* _Task directions_: Extract every line that contains the word "established".

※

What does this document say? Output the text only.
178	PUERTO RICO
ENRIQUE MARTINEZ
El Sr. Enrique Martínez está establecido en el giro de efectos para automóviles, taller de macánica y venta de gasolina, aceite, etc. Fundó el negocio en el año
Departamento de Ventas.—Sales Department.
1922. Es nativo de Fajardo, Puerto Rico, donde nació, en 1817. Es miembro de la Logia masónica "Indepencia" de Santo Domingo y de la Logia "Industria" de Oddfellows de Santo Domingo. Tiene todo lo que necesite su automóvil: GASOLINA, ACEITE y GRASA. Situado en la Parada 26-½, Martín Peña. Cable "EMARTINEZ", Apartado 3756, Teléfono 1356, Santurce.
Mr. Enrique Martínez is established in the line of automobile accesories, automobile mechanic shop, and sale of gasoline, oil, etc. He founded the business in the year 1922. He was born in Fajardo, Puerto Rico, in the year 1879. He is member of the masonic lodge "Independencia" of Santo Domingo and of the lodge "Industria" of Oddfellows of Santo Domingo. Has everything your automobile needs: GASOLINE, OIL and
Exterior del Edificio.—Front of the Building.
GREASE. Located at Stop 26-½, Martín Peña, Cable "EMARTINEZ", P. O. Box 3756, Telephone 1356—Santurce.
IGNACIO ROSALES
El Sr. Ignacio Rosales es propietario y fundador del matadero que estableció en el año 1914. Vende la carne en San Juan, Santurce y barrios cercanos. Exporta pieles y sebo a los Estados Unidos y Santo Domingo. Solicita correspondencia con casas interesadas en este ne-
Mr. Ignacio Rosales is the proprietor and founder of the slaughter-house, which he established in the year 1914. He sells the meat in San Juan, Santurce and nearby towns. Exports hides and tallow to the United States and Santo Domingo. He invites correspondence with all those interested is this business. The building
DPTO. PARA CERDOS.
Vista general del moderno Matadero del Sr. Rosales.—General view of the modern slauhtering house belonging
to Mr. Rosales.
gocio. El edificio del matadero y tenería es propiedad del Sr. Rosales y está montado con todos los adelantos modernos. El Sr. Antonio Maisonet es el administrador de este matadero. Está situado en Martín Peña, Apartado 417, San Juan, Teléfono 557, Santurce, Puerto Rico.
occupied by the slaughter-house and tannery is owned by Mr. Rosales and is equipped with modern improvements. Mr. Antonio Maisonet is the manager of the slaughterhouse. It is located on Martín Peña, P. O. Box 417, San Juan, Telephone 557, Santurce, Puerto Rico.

※

* _Task solution_:
Mr. Enrique Martínez is established in the line of automobile accesories, automobile mechanic shop, and sale of gasoline, oil, etc. He founded the business in the year 1922. He was born in Fajardo, Puerto Rico, in the year 1879. He is member of the masonic lodge "Independencia" of Santo Domingo and of the lodge "Industria" of Oddfellows of Santo Domingo. Has everything your automobile needs: GASOLINE, OIL and
Mr. Ignacio Rosales is the proprietor and founder of the slaughter-house, which he established in the year 1914. He sells the meat in San Juan, Santurce and nearby towns. Exports hides and tallow to the United States and Santo Domingo. He invites correspondence with all those interested is this business. The building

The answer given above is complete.